### [What the exercise asks]
Filter the data for lines with the word "best", then copy every line so identified.

### [Data supplied]
—————

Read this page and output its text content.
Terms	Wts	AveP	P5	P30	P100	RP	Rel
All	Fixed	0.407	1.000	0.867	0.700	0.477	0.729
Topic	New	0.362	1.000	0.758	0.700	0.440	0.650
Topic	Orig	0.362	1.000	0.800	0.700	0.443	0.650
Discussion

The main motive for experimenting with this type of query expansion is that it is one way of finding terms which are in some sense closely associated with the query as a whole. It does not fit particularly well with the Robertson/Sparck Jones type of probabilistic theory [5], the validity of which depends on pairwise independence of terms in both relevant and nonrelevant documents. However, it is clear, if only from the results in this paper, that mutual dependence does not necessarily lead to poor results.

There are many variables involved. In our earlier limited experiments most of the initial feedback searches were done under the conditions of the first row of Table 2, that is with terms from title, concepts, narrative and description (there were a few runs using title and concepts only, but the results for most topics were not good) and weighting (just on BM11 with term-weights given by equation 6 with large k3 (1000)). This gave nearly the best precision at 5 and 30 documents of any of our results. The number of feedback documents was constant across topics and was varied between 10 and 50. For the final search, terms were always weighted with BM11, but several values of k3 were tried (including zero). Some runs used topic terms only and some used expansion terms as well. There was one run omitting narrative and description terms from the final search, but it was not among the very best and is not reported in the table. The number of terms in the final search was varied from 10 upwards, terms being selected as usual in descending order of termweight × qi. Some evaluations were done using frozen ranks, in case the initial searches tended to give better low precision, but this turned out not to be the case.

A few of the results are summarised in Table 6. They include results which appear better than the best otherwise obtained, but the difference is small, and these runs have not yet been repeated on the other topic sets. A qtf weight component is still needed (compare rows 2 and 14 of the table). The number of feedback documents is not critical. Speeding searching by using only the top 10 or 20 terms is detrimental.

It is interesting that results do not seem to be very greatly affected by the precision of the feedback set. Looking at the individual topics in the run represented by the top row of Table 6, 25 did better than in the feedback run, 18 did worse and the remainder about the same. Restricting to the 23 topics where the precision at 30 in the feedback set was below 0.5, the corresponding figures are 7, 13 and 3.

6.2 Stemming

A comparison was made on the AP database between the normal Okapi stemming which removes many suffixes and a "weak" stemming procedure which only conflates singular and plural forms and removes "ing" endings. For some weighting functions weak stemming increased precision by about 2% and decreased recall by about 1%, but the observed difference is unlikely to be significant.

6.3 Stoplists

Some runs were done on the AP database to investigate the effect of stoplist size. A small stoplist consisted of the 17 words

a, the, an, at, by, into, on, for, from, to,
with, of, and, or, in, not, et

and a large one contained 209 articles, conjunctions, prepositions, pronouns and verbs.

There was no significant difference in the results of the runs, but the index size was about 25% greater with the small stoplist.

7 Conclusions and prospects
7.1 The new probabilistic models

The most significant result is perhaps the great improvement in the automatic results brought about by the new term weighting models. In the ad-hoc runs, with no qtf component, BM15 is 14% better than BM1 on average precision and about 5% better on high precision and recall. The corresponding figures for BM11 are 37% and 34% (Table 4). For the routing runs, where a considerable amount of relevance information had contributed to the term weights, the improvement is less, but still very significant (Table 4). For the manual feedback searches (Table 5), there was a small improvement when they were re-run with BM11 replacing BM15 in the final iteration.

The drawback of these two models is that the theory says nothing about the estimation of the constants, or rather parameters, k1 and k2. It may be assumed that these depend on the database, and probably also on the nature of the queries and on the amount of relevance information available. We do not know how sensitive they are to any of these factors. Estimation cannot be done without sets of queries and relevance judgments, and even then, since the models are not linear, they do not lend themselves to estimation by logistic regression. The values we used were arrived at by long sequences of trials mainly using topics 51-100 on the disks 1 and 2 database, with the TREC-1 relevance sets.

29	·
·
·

—————

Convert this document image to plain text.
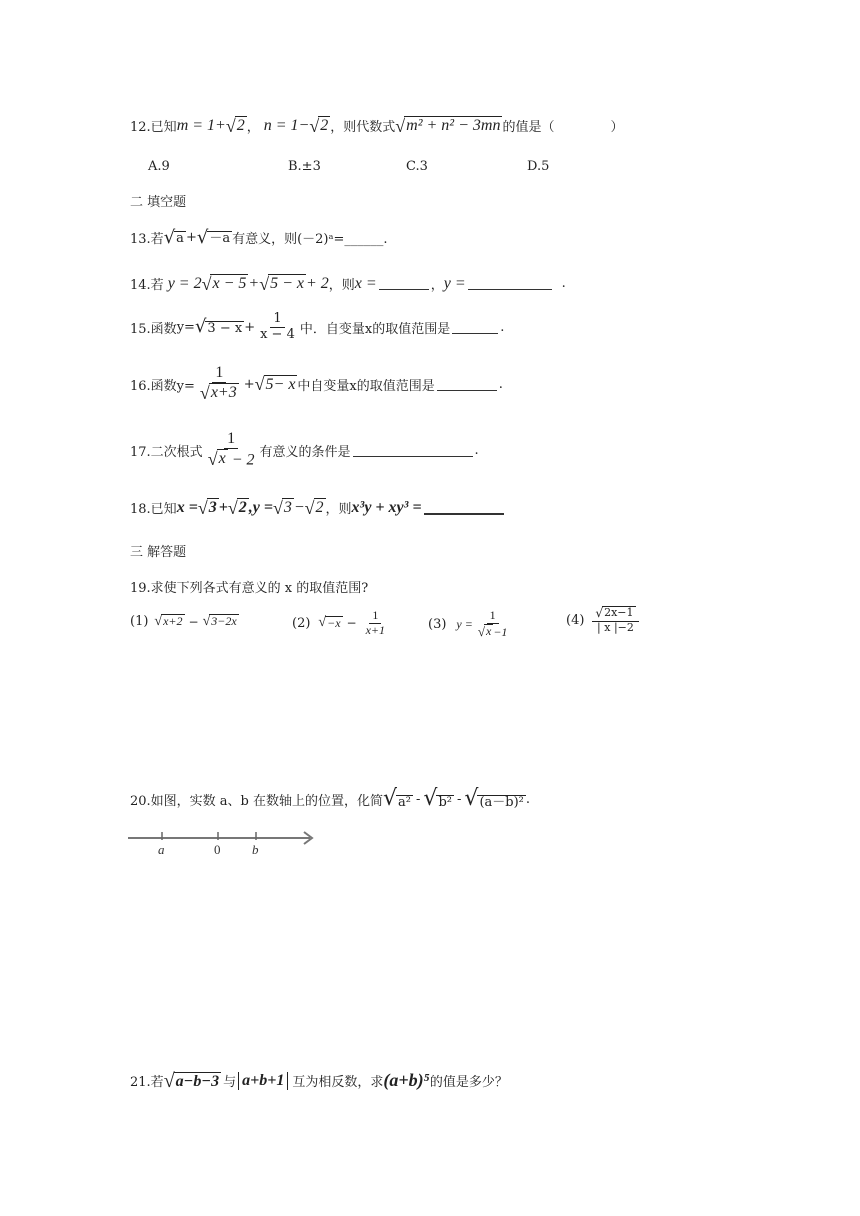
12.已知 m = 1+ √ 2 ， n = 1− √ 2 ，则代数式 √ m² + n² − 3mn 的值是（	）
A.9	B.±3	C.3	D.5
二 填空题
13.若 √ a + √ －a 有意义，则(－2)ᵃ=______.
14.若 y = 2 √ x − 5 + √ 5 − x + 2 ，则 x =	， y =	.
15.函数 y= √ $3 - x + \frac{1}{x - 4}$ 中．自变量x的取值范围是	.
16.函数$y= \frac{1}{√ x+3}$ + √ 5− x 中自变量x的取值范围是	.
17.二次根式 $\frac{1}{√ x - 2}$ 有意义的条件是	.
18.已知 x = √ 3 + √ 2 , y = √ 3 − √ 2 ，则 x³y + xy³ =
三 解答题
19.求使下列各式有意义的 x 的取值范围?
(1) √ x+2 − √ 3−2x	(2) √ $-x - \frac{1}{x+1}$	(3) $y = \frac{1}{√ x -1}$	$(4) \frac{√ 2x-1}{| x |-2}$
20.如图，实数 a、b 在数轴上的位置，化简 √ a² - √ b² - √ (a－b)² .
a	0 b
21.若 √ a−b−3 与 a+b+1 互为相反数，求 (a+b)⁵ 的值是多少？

—————

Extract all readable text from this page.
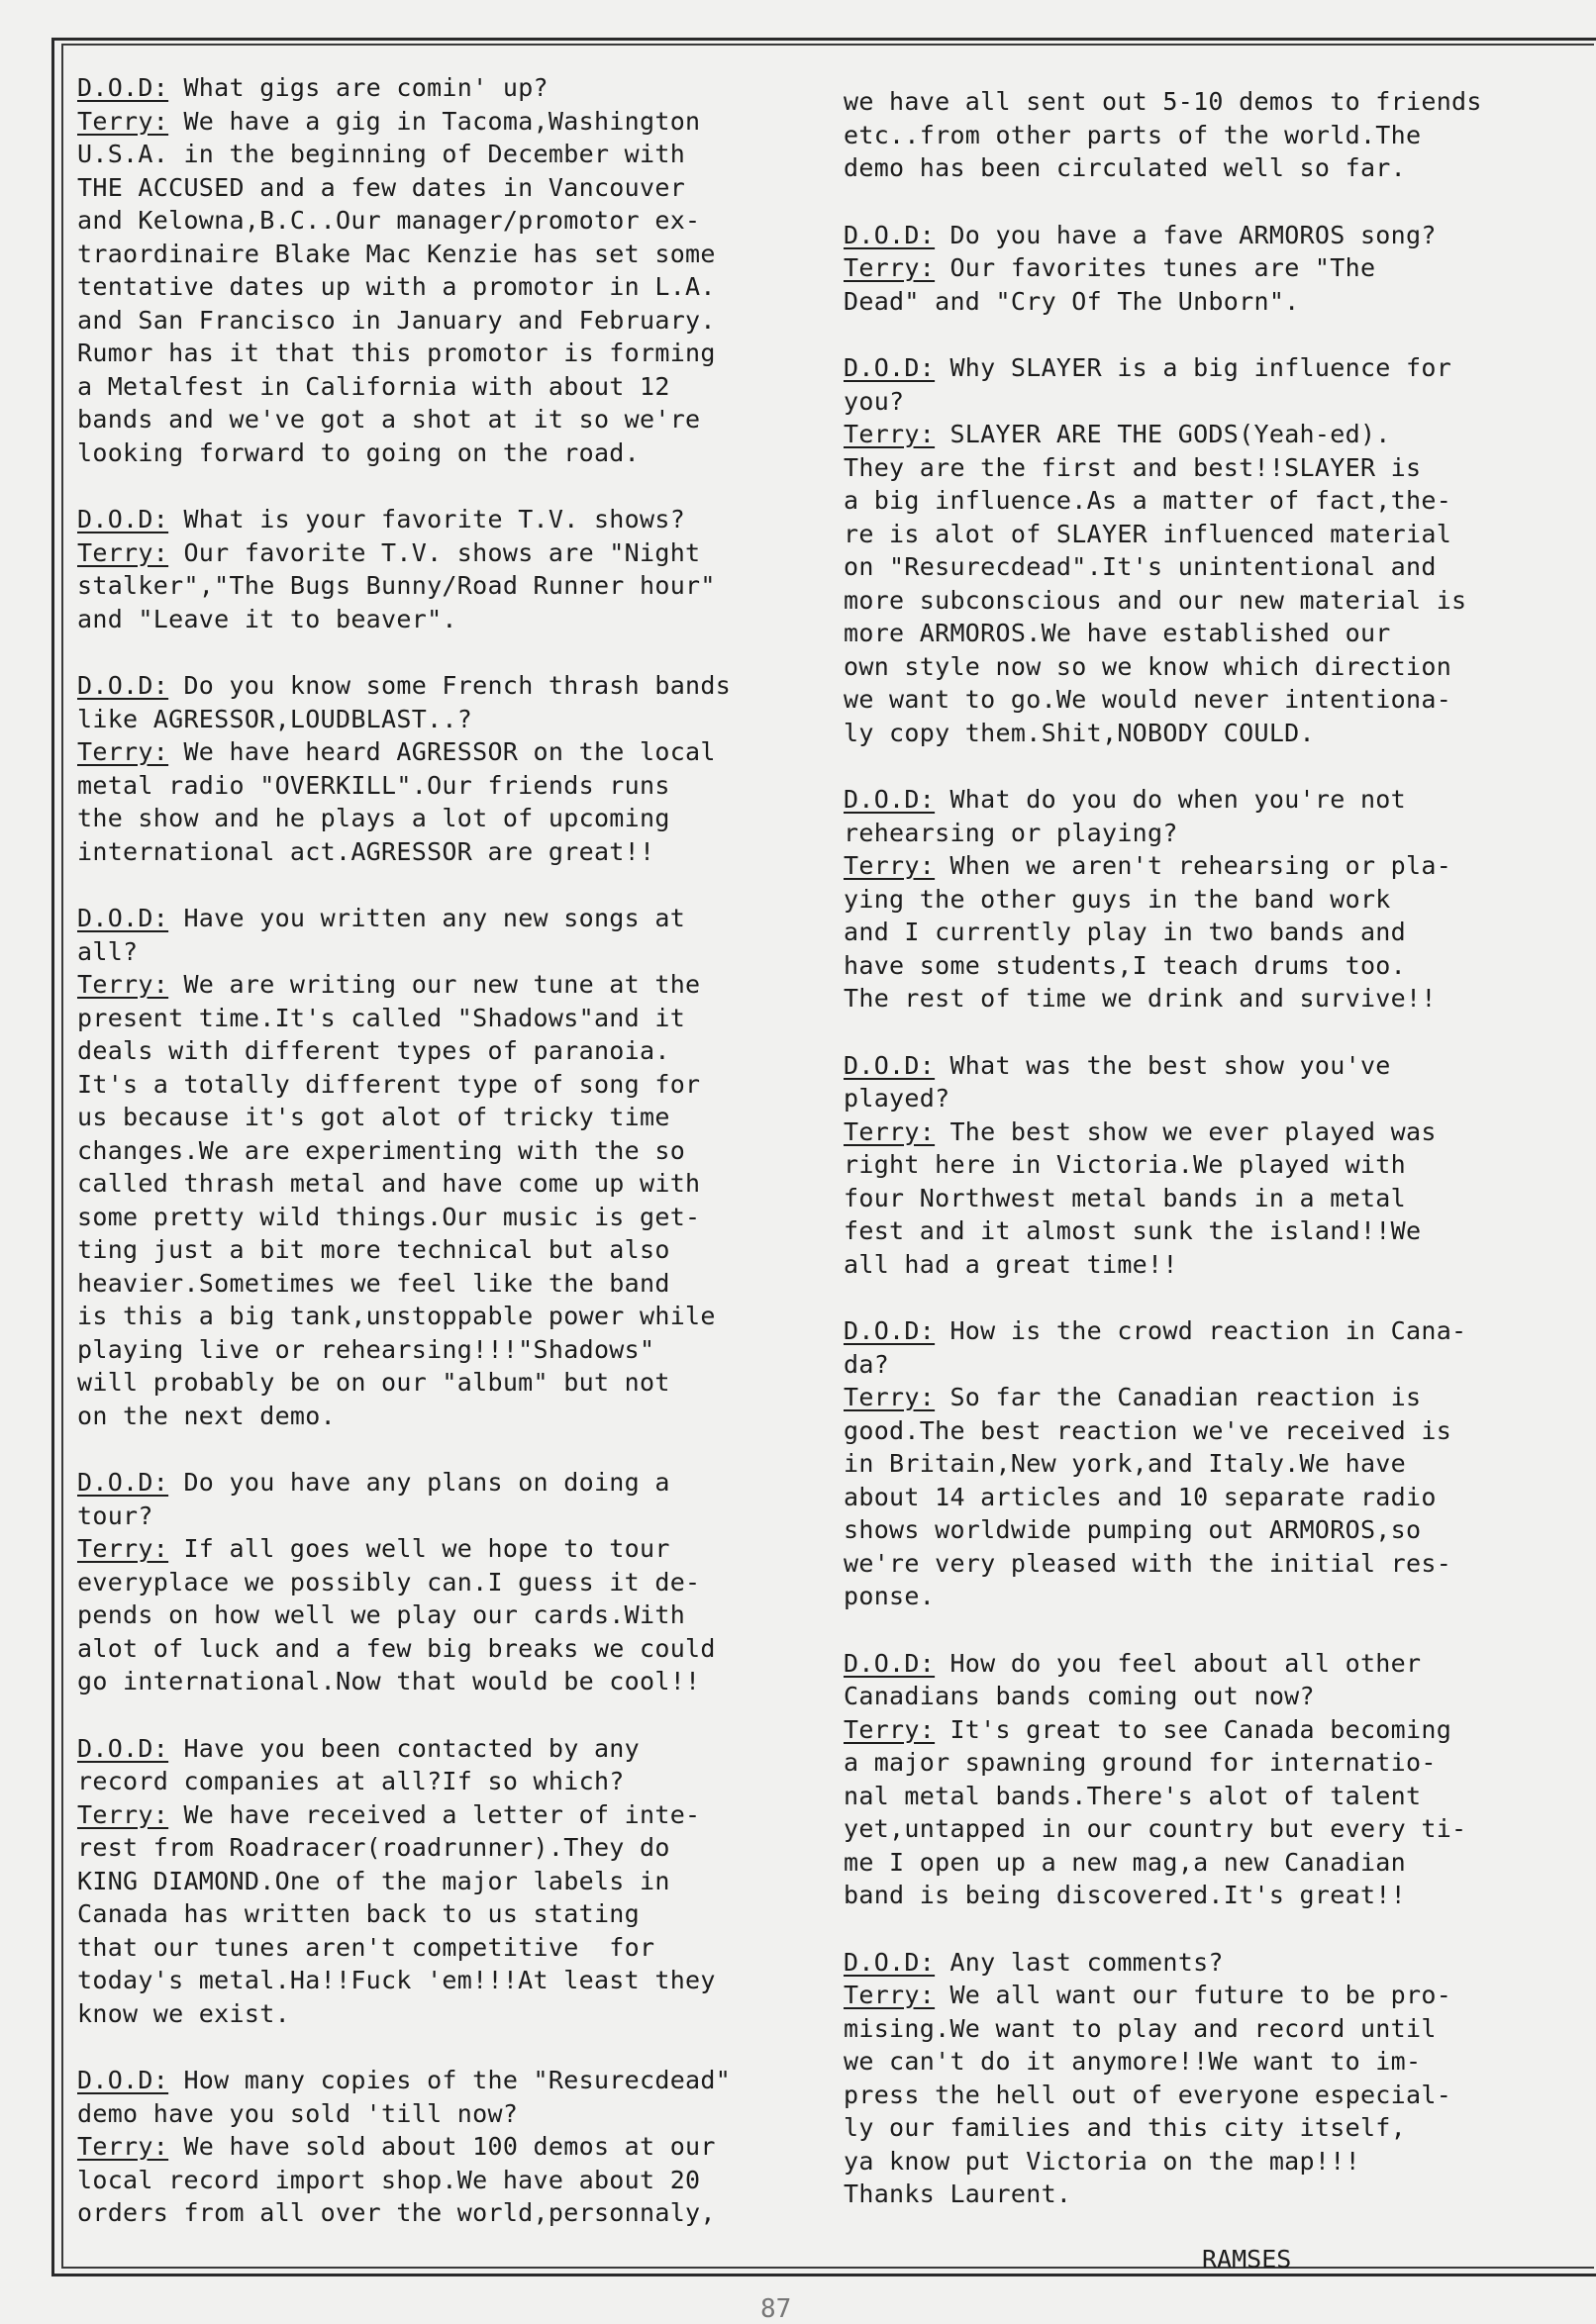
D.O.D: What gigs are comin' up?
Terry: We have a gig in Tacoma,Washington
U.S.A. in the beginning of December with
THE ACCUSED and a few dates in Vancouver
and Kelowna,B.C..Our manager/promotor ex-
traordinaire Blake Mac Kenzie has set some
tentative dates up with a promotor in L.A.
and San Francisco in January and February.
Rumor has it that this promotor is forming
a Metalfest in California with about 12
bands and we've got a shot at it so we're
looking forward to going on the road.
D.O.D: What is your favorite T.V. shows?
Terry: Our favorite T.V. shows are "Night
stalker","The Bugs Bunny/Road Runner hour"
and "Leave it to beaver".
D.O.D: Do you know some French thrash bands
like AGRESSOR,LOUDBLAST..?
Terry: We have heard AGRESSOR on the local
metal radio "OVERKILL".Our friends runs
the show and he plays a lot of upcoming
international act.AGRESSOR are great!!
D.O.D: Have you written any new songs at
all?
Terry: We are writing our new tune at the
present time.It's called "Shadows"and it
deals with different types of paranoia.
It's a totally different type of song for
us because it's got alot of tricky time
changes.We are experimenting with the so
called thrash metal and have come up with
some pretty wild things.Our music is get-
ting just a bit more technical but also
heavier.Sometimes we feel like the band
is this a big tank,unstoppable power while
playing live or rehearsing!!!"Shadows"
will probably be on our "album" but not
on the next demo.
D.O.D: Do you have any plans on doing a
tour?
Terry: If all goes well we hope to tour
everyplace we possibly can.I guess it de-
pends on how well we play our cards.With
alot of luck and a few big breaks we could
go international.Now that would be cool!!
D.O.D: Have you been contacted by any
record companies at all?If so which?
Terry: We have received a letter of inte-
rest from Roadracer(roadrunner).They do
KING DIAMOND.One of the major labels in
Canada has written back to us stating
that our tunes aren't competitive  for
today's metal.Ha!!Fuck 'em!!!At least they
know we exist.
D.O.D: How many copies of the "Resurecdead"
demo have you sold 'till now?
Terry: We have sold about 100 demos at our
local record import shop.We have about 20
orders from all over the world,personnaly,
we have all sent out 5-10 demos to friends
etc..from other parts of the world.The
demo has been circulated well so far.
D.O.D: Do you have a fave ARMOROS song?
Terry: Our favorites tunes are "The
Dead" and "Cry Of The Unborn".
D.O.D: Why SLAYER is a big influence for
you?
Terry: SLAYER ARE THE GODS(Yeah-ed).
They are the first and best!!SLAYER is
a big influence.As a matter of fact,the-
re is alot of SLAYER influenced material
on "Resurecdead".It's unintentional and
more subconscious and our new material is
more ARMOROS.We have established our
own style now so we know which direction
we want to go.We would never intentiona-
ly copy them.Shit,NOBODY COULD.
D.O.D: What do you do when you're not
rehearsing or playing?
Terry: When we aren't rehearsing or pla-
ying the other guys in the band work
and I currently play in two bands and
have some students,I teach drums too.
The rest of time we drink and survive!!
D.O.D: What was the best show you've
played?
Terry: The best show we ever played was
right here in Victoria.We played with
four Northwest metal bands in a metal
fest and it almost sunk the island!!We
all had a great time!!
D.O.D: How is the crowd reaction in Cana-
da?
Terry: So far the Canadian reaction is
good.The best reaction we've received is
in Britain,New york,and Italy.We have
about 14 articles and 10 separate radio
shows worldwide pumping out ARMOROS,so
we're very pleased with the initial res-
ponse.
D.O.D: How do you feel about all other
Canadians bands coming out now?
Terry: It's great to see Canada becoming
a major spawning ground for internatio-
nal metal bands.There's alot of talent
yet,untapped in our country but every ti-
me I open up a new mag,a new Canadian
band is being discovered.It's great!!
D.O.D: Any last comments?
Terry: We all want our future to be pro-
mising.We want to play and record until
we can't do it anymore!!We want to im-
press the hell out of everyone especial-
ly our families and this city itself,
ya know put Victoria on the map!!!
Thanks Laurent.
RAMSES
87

—————

### [Complete answer]
There are many variables involved. In our earlier limited experiments most of the initial feedback searches were done under the conditions of the first row of Table 2, that is with terms from title, concepts, narrative and description (there were a few runs using title and concepts only, but the results for most topics were not good) and weighting (just on BM11 with term-weights given by equation 6 with large k3 (1000)). This gave nearly the best precision at 5 and 30 documents of any of our results. The number of feedback documents was constant across topics and was varied between 10 and 50. For the final search, terms were always weighted with BM11, but several values of k3 were tried (including zero). Some runs used topic terms only and some used expansion terms as well. There was one run omitting narrative and description terms from the final search, but it was not among the very best and is not reported in the table. The number of terms in the final search was varied from 10 upwards, terms being selected as usual in descending order of termweight × qi. Some evaluations were done using frozen ranks, in case the initial searches tended to give better low precision, but this turned out not to be the case.
A few of the results are summarised in Table 6. They include results which appear better than the best otherwise obtained, but the difference is small, and these runs have not yet been repeated on the other topic sets. A qtf weight component is still needed (compare rows 2 and 14 of the table). The number of feedback documents is not critical. Speeding searching by using only the top 10 or 20 terms is detrimental.
They are the first and best!!SLAYER is
D.O.D: What was the best show you've
Terry: The best show we ever played was
good.The best reaction we've received is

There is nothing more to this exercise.